◆ INFORMATION PROVIDED ◆
(begin)
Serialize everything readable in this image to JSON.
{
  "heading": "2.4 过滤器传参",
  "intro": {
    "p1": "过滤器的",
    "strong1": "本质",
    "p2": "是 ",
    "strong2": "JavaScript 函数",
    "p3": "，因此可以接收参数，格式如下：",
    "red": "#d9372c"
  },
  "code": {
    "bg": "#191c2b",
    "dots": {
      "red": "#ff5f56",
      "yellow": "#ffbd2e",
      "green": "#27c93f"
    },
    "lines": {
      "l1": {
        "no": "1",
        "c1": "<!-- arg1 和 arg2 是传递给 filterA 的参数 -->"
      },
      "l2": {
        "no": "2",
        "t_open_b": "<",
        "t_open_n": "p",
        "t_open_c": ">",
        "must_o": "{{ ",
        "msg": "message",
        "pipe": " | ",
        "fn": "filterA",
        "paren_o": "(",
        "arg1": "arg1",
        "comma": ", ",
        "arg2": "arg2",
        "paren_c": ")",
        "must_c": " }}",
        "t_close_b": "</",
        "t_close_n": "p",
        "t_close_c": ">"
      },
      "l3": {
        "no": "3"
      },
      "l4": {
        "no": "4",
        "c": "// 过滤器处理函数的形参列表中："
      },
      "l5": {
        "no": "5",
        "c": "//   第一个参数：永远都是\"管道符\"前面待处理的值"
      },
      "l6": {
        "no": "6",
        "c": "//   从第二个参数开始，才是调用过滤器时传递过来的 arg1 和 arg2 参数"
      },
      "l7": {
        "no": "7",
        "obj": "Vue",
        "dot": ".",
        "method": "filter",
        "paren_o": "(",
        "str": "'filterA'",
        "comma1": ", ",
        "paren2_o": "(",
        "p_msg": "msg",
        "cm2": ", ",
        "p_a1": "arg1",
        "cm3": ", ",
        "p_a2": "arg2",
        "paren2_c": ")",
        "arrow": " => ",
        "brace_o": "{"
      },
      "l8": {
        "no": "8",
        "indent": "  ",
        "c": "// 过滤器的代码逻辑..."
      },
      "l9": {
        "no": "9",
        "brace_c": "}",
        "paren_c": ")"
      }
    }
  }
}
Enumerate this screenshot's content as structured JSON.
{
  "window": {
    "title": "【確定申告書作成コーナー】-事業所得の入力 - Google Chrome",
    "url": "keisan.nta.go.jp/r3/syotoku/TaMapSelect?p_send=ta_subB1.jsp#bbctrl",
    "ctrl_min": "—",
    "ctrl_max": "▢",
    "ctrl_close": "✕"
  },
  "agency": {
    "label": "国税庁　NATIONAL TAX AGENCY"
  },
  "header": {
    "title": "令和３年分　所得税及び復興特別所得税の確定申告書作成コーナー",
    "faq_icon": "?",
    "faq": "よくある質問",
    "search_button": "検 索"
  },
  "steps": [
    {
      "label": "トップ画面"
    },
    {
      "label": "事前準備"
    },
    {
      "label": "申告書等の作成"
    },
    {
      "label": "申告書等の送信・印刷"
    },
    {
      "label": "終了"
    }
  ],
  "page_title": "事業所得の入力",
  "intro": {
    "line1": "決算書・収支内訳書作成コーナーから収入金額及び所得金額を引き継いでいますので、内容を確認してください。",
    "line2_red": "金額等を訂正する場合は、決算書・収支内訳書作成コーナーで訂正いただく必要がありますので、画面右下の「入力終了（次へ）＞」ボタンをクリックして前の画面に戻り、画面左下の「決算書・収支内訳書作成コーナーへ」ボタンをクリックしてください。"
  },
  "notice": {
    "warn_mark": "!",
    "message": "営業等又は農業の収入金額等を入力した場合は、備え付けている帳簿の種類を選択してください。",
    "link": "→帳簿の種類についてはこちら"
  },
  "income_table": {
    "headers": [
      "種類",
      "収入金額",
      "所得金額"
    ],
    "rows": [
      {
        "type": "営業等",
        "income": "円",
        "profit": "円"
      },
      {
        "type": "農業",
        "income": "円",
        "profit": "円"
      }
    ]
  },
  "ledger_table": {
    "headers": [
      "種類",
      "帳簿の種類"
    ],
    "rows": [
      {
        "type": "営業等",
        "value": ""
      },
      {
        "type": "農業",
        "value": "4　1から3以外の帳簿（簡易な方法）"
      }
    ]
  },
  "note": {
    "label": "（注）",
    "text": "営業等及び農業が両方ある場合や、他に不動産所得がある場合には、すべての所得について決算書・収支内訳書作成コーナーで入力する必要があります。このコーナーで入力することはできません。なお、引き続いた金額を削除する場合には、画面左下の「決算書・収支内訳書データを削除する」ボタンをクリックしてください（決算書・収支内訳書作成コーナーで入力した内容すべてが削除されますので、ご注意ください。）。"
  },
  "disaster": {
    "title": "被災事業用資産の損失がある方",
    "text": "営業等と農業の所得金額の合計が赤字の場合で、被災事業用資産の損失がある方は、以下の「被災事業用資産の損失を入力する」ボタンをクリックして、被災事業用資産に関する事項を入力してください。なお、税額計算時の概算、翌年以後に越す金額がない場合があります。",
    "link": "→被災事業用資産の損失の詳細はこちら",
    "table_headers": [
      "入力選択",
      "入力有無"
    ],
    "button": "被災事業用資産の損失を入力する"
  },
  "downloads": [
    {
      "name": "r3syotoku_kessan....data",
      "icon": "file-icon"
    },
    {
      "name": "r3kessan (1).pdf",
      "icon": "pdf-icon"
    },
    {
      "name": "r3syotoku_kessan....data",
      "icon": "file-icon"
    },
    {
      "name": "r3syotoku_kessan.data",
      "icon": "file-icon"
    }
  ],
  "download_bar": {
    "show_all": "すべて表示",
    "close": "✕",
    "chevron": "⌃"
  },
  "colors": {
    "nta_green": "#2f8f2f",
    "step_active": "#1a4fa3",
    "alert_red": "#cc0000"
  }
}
(end)
Retype all of the data shown above, word for word.

Serialize everything readable in this image to JSON.
{
  "heading": "2.4 过滤器传参",
  "intro": {
    "p1": "过滤器的",
    "strong1": "本质",
    "p2": "是 ",
    "strong2": "JavaScript 函数",
    "p3": "，因此可以接收参数，格式如下：",
    "red": "#d9372c"
  },
  "code": {
    "bg": "#191c2b",
    "dots": {
      "red": "#ff5f56",
      "yellow": "#ffbd2e",
      "green": "#27c93f"
    },
    "lines": {
      "l1": {
        "no": "1",
        "c1": "<!-- arg1 和 arg2 是传递给 filterA 的参数 -->"
      },
      "l2": {
        "no": "2",
        "t_open_b": "<",
        "t_open_n": "p",
        "t_open_c": ">",
        "must_o": "{{ ",
        "msg": "message",
        "pipe": " | ",
        "fn": "filterA",
        "paren_o": "(",
        "arg1": "arg1",
        "comma": ", ",
        "arg2": "arg2",
        "paren_c": ")",
        "must_c": " }}",
        "t_close_b": "</",
        "t_close_n": "p",
        "t_close_c": ">"
      },
      "l3": {
        "no": "3"
      },
      "l4": {
        "no": "4",
        "c": "// 过滤器处理函数的形参列表中："
      },
      "l5": {
        "no": "5",
        "c": "//   第一个参数：永远都是\"管道符\"前面待处理的值"
      },
      "l6": {
        "no": "6",
        "c": "//   从第二个参数开始，才是调用过滤器时传递过来的 arg1 和 arg2 参数"
      },
      "l7": {
        "no": "7",
        "obj": "Vue",
        "dot": ".",
        "method": "filter",
        "paren_o": "(",
        "str": "'filterA'",
        "comma1": ", ",
        "paren2_o": "(",
        "p_msg": "msg",
        "cm2": ", ",
        "p_a1": "arg1",
        "cm3": ", ",
        "p_a2": "arg2",
        "paren2_c": ")",
        "arrow": " => ",
        "brace_o": "{"
      },
      "l8": {
        "no": "8",
        "indent": "  ",
        "c": "// 过滤器的代码逻辑..."
      },
      "l9": {
        "no": "9",
        "brace_c": "}",
        "paren_c": ")"
      }
    }
  }
}
Enumerate this screenshot's content as structured JSON.
{
  "window": {
    "title": "【確定申告書作成コーナー】-事業所得の入力 - Google Chrome",
    "url": "keisan.nta.go.jp/r3/syotoku/TaMapSelect?p_send=ta_subB1.jsp#bbctrl",
    "ctrl_min": "—",
    "ctrl_max": "▢",
    "ctrl_close": "✕"
  },
  "agency": {
    "label": "国税庁　NATIONAL TAX AGENCY"
  },
  "header": {
    "title": "令和３年分　所得税及び復興特別所得税の確定申告書作成コーナー",
    "faq_icon": "?",
    "faq": "よくある質問",
    "search_button": "検 索"
  },
  "steps": [
    {
      "label": "トップ画面"
    },
    {
      "label": "事前準備"
    },
    {
      "label": "申告書等の作成"
    },
    {
      "label": "申告書等の送信・印刷"
    },
    {
      "label": "終了"
    }
  ],
  "page_title": "事業所得の入力",
  "intro": {
    "line1": "決算書・収支内訳書作成コーナーから収入金額及び所得金額を引き継いでいますので、内容を確認してください。",
    "line2_red": "金額等を訂正する場合は、決算書・収支内訳書作成コーナーで訂正いただく必要がありますので、画面右下の「入力終了（次へ）＞」ボタンをクリックして前の画面に戻り、画面左下の「決算書・収支内訳書作成コーナーへ」ボタンをクリックしてください。"
  },
  "notice": {
    "warn_mark": "!",
    "message": "営業等又は農業の収入金額等を入力した場合は、備え付けている帳簿の種類を選択してください。",
    "link": "→帳簿の種類についてはこちら"
  },
  "income_table": {
    "headers": [
      "種類",
      "収入金額",
      "所得金額"
    ],
    "rows": [
      {
        "type": "営業等",
        "income": "円",
        "profit": "円"
      },
      {
        "type": "農業",
        "income": "円",
        "profit": "円"
      }
    ]
  },
  "ledger_table": {
    "headers": [
      "種類",
      "帳簿の種類"
    ],
    "rows": [
      {
        "type": "営業等",
        "value": ""
      },
      {
        "type": "農業",
        "value": "4　1から3以外の帳簿（簡易な方法）"
      }
    ]
  },
  "note": {
    "label": "（注）",
    "text": "営業等及び農業が両方ある場合や、他に不動産所得がある場合には、すべての所得について決算書・収支内訳書作成コーナーで入力する必要があります。このコーナーで入力することはできません。なお、引き続いた金額を削除する場合には、画面左下の「決算書・収支内訳書データを削除する」ボタンをクリックしてください（決算書・収支内訳書作成コーナーで入力した内容すべてが削除されますので、ご注意ください。）。"
  },
  "disaster": {
    "title": "被災事業用資産の損失がある方",
    "text": "営業等と農業の所得金額の合計が赤字の場合で、被災事業用資産の損失がある方は、以下の「被災事業用資産の損失を入力する」ボタンをクリックして、被災事業用資産に関する事項を入力してください。なお、税額計算時の概算、翌年以後に越す金額がない場合があります。",
    "link": "→被災事業用資産の損失の詳細はこちら",
    "table_headers": [
      "入力選択",
      "入力有無"
    ],
    "button": "被災事業用資産の損失を入力する"
  },
  "downloads": [
    {
      "name": "r3syotoku_kessan....data",
      "icon": "file-icon"
    },
    {
      "name": "r3kessan (1).pdf",
      "icon": "pdf-icon"
    },
    {
      "name": "r3syotoku_kessan....data",
      "icon": "file-icon"
    },
    {
      "name": "r3syotoku_kessan.data",
      "icon": "file-icon"
    }
  ],
  "download_bar": {
    "show_all": "すべて表示",
    "close": "✕",
    "chevron": "⌃"
  },
  "colors": {
    "nta_green": "#2f8f2f",
    "step_active": "#1a4fa3",
    "alert_red": "#cc0000"
  }
}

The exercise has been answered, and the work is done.